TASK PROMPT: Copy every record below exactly as written, but leave out the pictures.

ENTRIES PROVIDED:

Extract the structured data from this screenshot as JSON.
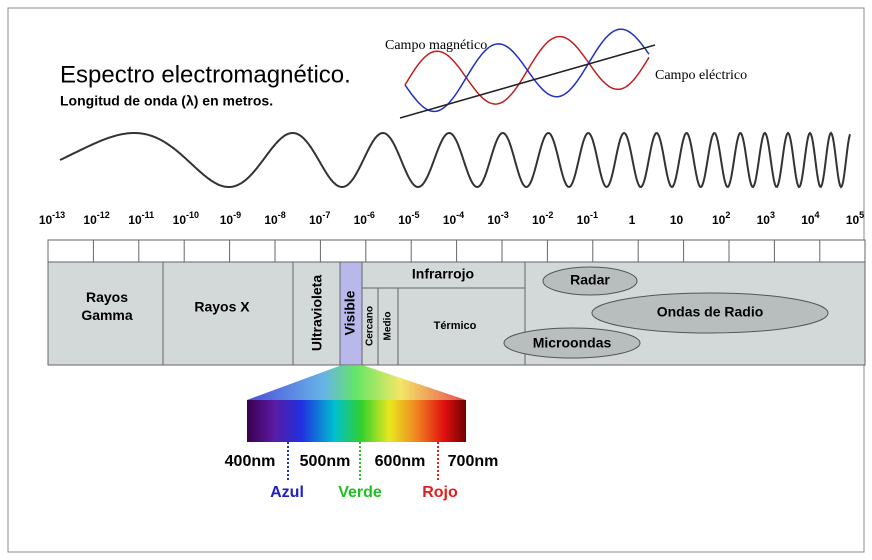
{
  "header": {
    "title": "Espectro electromagnético.",
    "subtitle": "Longitud de onda (λ) en metros."
  },
  "wave_labels": {
    "magnetic": "Campo magnético",
    "electric": "Campo eléctrico"
  },
  "scale": [
    {
      "base": "10",
      "exp": "-13"
    },
    {
      "base": "10",
      "exp": "-12"
    },
    {
      "base": "10",
      "exp": "-11"
    },
    {
      "base": "10",
      "exp": "-10"
    },
    {
      "base": "10",
      "exp": "-9"
    },
    {
      "base": "10",
      "exp": "-8"
    },
    {
      "base": "10",
      "exp": "-7"
    },
    {
      "base": "10",
      "exp": "-6"
    },
    {
      "base": "10",
      "exp": "-5"
    },
    {
      "base": "10",
      "exp": "-4"
    },
    {
      "base": "10",
      "exp": "-3"
    },
    {
      "base": "10",
      "exp": "-2"
    },
    {
      "base": "10",
      "exp": "-1"
    },
    {
      "base": "1"
    },
    {
      "base": "10"
    },
    {
      "base": "10",
      "exp": "2"
    },
    {
      "base": "10",
      "exp": "3"
    },
    {
      "base": "10",
      "exp": "4"
    },
    {
      "base": "10",
      "exp": "5"
    }
  ],
  "regions": {
    "gamma": "Rayos Gamma",
    "xray": "Rayos X",
    "uv": "Ultravioleta",
    "visible": "Visible",
    "infrared": "Infrarrojo",
    "near": "Cercano",
    "mid": "Medio",
    "thermal": "Térmico",
    "radar": "Radar",
    "radio": "Ondas de Radio",
    "microwave": "Microondas"
  },
  "spectrum": {
    "ticks": [
      "400nm",
      "500nm",
      "600nm",
      "700nm"
    ],
    "colors": [
      "Azul",
      "Verde",
      "Rojo"
    ]
  }
}
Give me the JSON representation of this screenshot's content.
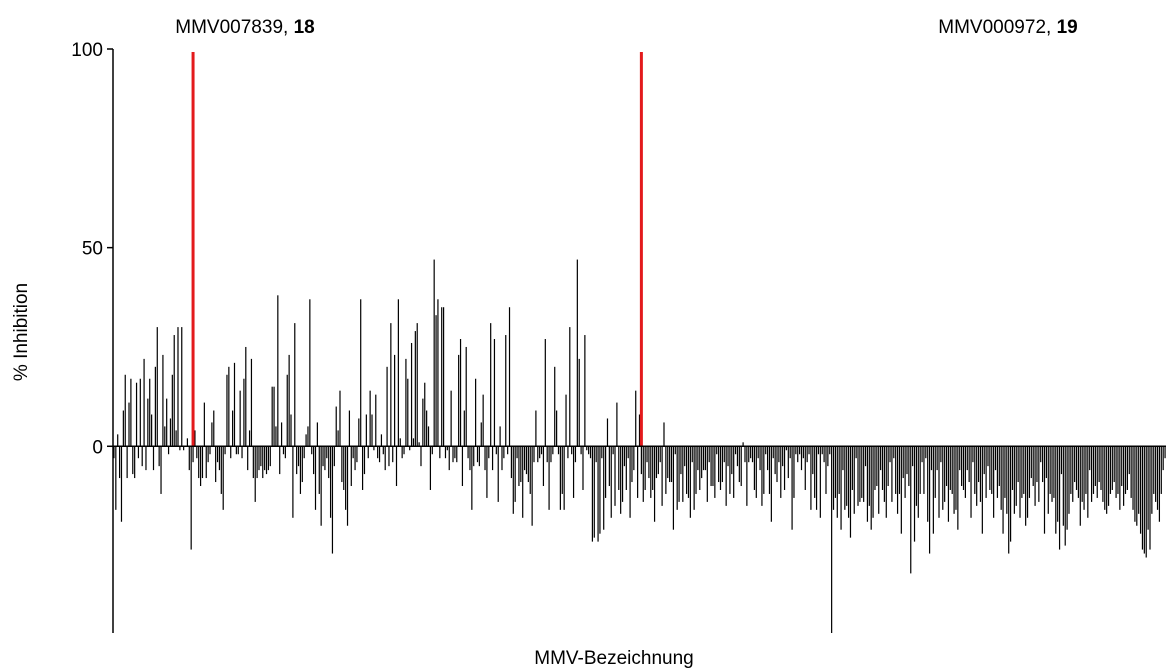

RESPONSE TO THIS TASK:
Extract the structured data from this screenshot as JSON.
{
  "header": {
    "title": "Espectro electromagnético.",
    "subtitle": "Longitud de onda (λ) en metros."
  },
  "wave_labels": {
    "magnetic": "Campo magnético",
    "electric": "Campo eléctrico"
  },
  "scale": [
    {
      "base": "10",
      "exp": "-13"
    },
    {
      "base": "10",
      "exp": "-12"
    },
    {
      "base": "10",
      "exp": "-11"
    },
    {
      "base": "10",
      "exp": "-10"
    },
    {
      "base": "10",
      "exp": "-9"
    },
    {
      "base": "10",
      "exp": "-8"
    },
    {
      "base": "10",
      "exp": "-7"
    },
    {
      "base": "10",
      "exp": "-6"
    },
    {
      "base": "10",
      "exp": "-5"
    },
    {
      "base": "10",
      "exp": "-4"
    },
    {
      "base": "10",
      "exp": "-3"
    },
    {
      "base": "10",
      "exp": "-2"
    },
    {
      "base": "10",
      "exp": "-1"
    },
    {
      "base": "1"
    },
    {
      "base": "10"
    },
    {
      "base": "10",
      "exp": "2"
    },
    {
      "base": "10",
      "exp": "3"
    },
    {
      "base": "10",
      "exp": "4"
    },
    {
      "base": "10",
      "exp": "5"
    }
  ],
  "regions": {
    "gamma": "Rayos Gamma",
    "xray": "Rayos X",
    "uv": "Ultravioleta",
    "visible": "Visible",
    "infrared": "Infrarrojo",
    "near": "Cercano",
    "mid": "Medio",
    "thermal": "Térmico",
    "radar": "Radar",
    "radio": "Ondas de Radio",
    "microwave": "Microondas"
  },
  "spectrum": {
    "ticks": [
      "400nm",
      "500nm",
      "600nm",
      "700nm"
    ],
    "colors": [
      "Azul",
      "Verde",
      "Rojo"
    ]
  }
}
Give me the JSON representation of this screenshot's content.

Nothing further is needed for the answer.